··· Material provided ···

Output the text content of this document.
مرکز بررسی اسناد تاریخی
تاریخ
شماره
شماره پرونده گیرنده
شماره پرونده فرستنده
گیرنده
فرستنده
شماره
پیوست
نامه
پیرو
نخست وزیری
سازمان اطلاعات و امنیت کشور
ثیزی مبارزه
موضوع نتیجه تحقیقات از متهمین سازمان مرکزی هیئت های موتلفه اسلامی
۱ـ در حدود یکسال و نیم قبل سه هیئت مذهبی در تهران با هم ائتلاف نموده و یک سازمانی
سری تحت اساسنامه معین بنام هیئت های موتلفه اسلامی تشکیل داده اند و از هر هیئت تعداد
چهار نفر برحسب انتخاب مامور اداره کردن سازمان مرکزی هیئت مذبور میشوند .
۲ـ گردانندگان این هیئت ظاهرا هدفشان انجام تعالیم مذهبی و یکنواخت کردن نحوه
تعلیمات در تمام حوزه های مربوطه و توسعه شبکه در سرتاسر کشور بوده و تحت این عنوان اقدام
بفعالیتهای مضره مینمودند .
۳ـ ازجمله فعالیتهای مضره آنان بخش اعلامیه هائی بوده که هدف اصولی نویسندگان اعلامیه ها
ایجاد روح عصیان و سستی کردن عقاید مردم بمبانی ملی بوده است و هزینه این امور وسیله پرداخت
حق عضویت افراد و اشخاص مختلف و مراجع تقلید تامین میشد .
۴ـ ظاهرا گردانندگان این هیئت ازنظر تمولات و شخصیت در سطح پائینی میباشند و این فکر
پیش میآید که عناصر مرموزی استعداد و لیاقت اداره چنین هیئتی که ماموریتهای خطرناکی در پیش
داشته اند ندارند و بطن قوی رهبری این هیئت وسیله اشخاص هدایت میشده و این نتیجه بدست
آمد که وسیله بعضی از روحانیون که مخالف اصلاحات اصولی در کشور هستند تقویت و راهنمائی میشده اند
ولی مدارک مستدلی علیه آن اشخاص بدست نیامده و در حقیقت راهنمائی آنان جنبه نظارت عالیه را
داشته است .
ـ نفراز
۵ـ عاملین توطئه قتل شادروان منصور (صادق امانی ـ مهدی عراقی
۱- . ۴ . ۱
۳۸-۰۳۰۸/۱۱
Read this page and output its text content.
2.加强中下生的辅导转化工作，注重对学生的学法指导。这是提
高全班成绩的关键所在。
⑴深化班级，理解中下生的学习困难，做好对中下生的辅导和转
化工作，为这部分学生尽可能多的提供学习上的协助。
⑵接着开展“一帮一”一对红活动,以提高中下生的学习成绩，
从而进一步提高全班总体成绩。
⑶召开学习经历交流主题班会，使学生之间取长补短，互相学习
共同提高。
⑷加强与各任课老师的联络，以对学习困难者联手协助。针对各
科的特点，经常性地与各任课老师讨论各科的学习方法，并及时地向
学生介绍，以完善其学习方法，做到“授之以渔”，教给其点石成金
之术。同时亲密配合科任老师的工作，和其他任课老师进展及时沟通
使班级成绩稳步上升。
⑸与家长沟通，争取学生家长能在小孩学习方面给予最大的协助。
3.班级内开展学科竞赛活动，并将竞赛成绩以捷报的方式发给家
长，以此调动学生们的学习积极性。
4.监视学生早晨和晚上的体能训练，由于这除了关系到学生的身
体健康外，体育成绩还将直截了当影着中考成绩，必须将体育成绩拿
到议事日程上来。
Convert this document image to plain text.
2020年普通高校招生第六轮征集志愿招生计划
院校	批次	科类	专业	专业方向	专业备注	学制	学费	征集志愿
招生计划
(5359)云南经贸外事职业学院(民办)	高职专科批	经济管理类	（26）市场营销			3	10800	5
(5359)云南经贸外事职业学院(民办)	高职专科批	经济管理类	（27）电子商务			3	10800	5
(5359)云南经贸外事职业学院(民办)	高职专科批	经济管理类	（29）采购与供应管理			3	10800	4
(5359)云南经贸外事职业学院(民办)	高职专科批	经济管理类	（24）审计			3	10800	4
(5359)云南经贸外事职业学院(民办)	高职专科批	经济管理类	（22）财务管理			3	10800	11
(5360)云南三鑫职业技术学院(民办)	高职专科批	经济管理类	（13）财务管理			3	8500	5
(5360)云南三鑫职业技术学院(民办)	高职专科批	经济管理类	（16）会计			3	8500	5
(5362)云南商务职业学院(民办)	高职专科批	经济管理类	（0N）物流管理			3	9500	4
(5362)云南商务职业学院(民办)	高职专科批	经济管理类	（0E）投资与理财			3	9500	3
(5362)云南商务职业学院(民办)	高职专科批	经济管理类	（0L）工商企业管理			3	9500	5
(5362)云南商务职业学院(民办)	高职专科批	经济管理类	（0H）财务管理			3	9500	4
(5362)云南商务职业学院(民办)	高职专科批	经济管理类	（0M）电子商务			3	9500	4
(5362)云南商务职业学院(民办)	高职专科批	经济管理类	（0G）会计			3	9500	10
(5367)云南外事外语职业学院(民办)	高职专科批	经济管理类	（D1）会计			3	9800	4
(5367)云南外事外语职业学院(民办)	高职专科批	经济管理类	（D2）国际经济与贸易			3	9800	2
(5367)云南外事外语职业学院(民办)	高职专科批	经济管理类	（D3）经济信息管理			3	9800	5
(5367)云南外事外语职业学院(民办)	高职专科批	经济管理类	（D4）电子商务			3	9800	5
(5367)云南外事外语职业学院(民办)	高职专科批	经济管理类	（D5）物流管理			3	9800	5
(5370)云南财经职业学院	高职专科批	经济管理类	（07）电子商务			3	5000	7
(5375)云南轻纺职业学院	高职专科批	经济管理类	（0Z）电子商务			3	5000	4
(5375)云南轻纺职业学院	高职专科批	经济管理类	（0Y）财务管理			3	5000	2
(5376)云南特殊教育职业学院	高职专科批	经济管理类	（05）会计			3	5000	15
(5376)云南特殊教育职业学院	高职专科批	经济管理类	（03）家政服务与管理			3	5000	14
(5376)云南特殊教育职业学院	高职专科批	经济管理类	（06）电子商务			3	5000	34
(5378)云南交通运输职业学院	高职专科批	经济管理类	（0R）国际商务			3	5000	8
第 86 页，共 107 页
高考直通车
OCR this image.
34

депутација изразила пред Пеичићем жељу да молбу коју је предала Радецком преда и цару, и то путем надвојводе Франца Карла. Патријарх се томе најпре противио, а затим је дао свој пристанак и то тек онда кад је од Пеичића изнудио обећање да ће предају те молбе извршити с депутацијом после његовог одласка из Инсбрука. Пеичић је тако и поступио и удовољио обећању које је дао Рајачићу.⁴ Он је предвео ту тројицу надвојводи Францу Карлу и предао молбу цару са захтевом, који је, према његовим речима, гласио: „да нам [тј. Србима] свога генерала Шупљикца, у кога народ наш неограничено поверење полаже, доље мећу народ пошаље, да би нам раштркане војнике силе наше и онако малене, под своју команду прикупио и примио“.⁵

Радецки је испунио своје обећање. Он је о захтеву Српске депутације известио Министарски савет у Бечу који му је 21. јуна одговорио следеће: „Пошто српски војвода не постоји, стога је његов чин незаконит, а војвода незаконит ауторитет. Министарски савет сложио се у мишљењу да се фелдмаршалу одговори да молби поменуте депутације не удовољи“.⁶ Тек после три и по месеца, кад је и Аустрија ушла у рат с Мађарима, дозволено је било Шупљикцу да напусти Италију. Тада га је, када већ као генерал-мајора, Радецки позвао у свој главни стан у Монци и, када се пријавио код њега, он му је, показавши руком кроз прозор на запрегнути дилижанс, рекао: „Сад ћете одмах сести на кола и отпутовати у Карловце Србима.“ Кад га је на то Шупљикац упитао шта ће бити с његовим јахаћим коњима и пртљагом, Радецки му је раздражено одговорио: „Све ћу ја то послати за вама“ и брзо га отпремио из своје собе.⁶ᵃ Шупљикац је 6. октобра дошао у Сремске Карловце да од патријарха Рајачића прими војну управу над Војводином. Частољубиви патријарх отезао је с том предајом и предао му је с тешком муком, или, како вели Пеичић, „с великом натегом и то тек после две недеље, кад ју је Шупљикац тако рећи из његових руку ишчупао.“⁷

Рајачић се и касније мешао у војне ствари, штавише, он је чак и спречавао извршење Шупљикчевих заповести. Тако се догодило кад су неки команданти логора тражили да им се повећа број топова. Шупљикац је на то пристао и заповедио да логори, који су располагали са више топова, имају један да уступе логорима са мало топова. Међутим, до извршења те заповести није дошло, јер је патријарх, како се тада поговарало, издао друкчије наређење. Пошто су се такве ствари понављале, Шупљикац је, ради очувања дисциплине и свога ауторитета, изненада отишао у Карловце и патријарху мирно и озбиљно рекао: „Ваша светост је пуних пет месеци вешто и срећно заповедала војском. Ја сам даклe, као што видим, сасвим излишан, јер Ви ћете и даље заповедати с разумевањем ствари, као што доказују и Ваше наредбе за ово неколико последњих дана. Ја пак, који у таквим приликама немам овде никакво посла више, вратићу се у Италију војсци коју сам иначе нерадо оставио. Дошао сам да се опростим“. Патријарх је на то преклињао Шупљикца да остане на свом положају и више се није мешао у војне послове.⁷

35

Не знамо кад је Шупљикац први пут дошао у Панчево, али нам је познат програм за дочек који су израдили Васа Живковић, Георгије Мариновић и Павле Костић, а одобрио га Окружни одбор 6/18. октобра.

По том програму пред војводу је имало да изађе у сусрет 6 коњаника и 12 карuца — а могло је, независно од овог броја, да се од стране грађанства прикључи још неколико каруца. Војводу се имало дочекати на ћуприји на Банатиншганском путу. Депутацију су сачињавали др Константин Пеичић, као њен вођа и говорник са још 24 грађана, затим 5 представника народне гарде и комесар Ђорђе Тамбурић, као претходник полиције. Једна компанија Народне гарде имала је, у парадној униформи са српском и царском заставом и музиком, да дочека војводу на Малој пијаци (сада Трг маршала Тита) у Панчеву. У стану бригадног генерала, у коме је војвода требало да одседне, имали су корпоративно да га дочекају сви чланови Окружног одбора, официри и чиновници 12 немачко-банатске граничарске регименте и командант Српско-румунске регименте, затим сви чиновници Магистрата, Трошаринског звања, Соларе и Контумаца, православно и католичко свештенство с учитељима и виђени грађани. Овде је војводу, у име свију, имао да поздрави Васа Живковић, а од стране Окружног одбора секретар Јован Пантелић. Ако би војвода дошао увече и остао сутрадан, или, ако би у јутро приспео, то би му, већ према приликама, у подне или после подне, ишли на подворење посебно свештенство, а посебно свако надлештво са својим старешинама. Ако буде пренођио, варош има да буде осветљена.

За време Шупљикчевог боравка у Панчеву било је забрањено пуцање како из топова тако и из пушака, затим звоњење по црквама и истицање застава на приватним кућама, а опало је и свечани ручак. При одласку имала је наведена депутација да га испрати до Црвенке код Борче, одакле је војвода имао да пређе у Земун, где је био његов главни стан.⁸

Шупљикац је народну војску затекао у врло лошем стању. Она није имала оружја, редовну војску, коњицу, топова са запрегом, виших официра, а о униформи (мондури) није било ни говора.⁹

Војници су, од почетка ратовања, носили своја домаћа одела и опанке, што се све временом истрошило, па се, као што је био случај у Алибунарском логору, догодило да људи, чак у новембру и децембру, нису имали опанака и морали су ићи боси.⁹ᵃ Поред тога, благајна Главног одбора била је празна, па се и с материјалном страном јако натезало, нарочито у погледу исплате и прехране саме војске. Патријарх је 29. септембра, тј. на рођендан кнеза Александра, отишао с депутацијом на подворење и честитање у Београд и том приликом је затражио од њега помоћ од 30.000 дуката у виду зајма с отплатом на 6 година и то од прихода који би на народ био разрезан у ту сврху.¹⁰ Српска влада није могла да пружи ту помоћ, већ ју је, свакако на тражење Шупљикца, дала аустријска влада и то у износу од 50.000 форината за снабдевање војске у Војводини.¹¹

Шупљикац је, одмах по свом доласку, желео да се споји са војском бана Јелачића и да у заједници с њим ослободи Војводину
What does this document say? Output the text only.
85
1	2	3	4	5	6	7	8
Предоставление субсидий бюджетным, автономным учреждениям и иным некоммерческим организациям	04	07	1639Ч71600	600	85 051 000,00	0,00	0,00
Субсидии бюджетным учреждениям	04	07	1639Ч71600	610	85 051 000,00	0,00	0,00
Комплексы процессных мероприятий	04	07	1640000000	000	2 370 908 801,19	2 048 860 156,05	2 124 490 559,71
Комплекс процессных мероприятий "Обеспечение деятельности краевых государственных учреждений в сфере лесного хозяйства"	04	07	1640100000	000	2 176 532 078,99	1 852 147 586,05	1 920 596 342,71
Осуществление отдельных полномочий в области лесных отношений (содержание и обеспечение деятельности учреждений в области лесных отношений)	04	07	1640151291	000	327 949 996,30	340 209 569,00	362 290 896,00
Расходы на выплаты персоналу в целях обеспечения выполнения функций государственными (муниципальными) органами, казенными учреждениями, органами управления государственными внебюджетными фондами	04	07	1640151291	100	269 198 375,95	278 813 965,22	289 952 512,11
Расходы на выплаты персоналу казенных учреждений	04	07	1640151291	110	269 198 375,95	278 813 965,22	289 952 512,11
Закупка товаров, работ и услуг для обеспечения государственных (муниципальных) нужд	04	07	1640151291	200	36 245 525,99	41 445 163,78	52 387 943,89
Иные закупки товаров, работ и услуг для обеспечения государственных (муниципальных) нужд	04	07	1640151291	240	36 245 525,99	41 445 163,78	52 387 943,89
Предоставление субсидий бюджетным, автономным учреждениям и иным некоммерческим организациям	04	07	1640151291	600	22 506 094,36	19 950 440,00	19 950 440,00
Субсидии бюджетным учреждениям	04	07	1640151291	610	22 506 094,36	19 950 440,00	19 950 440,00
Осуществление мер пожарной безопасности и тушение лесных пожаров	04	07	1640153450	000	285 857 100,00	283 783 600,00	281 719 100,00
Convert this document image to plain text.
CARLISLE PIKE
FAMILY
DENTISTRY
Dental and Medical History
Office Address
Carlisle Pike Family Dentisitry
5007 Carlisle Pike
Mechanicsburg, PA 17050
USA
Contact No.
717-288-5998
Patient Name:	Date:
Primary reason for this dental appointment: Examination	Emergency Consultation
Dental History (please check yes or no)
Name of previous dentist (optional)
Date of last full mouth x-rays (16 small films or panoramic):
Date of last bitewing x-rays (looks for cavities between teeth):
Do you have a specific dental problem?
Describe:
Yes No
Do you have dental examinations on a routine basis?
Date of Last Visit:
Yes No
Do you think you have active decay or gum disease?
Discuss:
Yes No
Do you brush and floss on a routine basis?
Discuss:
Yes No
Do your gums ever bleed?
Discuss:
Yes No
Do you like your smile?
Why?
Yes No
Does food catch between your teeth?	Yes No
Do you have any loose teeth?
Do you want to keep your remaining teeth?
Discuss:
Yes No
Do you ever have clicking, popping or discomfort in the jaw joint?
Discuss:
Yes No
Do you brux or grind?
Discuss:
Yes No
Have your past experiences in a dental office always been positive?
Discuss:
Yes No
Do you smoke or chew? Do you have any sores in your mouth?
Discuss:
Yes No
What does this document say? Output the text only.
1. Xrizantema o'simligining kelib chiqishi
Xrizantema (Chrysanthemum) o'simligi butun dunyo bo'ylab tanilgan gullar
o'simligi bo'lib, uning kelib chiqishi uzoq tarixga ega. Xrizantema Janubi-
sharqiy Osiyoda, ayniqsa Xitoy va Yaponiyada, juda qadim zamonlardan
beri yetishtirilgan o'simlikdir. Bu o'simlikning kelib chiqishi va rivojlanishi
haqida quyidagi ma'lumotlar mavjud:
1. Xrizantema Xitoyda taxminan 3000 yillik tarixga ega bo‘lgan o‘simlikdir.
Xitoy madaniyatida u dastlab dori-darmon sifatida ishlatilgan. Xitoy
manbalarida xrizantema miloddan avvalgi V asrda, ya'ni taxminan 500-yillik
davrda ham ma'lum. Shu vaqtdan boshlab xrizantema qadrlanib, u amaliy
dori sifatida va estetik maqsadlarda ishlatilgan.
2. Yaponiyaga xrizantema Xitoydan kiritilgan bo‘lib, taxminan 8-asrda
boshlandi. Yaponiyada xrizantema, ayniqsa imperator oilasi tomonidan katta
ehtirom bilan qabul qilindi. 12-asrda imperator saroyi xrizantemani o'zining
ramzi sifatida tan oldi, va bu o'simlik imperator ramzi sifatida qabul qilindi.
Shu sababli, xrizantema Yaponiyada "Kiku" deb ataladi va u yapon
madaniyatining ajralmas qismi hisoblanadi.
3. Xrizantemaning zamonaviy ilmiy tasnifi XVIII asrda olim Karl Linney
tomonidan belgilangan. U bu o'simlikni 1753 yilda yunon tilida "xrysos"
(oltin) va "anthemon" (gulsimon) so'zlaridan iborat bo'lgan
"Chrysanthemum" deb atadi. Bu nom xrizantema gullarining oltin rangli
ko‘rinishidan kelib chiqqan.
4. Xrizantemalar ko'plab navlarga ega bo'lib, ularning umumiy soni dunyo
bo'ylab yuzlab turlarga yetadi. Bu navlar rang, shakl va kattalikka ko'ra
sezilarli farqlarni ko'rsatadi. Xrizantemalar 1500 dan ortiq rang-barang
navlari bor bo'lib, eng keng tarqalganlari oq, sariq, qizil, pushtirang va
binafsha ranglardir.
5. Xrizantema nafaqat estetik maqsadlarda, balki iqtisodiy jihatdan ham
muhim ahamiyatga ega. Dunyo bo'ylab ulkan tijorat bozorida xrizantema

···

**Goal**
Determine how many lines contain the word "راهنمائی" and reply with that number alone.

**Correct output**
2